What the exercise asks:
The entries below need to be written out exactly, with no pictures included.
>> Begin Data for this exercise
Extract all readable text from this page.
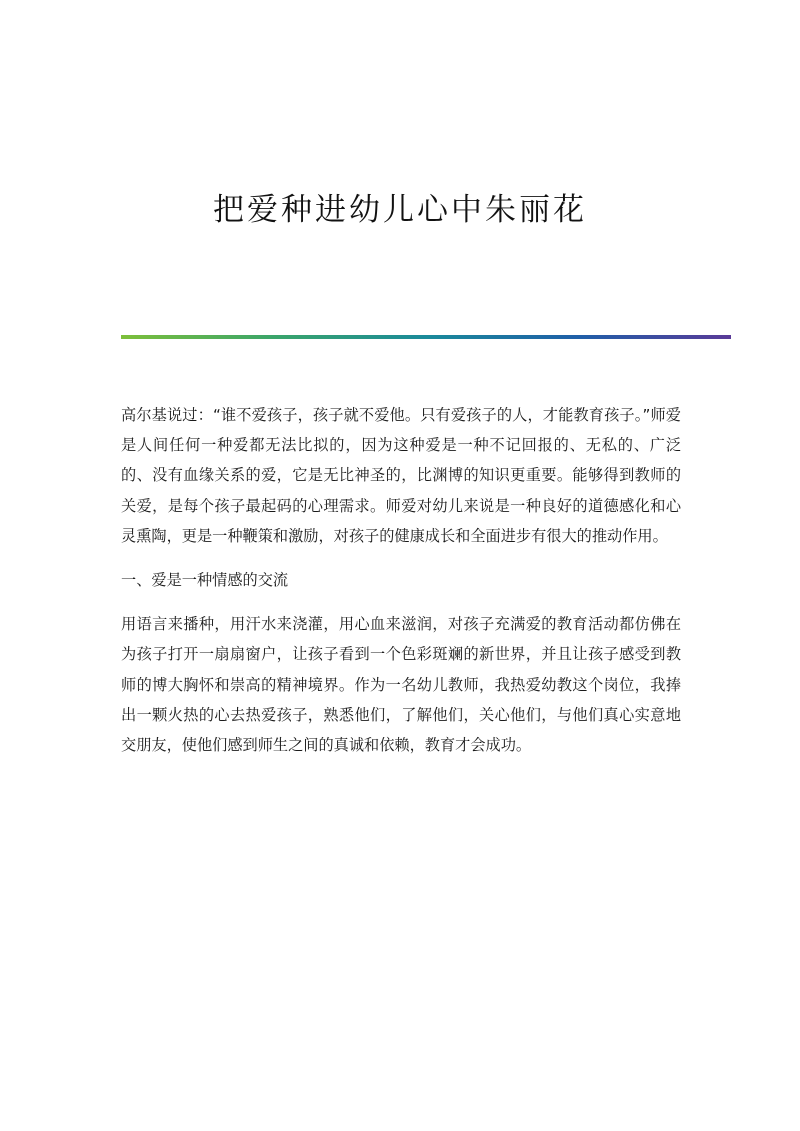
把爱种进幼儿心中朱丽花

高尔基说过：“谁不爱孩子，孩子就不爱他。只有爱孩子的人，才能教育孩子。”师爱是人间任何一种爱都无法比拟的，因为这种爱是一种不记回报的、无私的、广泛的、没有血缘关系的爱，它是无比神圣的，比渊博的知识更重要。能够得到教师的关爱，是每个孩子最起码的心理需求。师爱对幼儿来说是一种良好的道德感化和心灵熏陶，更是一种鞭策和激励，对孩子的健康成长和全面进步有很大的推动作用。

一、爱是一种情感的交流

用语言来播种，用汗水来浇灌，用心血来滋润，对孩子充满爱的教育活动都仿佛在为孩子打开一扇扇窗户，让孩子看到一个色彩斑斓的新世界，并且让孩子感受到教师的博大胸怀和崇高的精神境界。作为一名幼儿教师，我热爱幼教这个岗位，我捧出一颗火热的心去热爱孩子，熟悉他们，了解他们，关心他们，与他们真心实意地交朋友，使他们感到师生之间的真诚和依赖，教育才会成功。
>> End Data for this exercise
Solution to the exercise:
Extract all readable text from this page.
把爱种进幼儿心中朱丽花

高尔基说过：“谁不爱孩子，孩子就不爱他。只有爱孩子的人，才能教育孩子。”师爱是人间任何一种爱都无法比拟的，因为这种爱是一种不记回报的、无私的、广泛的、没有血缘关系的爱，它是无比神圣的，比渊博的知识更重要。能够得到教师的关爱，是每个孩子最起码的心理需求。师爱对幼儿来说是一种良好的道德感化和心灵熏陶，更是一种鞭策和激励，对孩子的健康成长和全面进步有很大的推动作用。

一、爱是一种情感的交流

用语言来播种，用汗水来浇灌，用心血来滋润，对孩子充满爱的教育活动都仿佛在为孩子打开一扇扇窗户，让孩子看到一个色彩斑斓的新世界，并且让孩子感受到教师的博大胸怀和崇高的精神境界。作为一名幼儿教师，我热爱幼教这个岗位，我捧出一颗火热的心去热爱孩子，熟悉他们，了解他们，关心他们，与他们真心实意地交朋友，使他们感到师生之间的真诚和依赖，教育才会成功。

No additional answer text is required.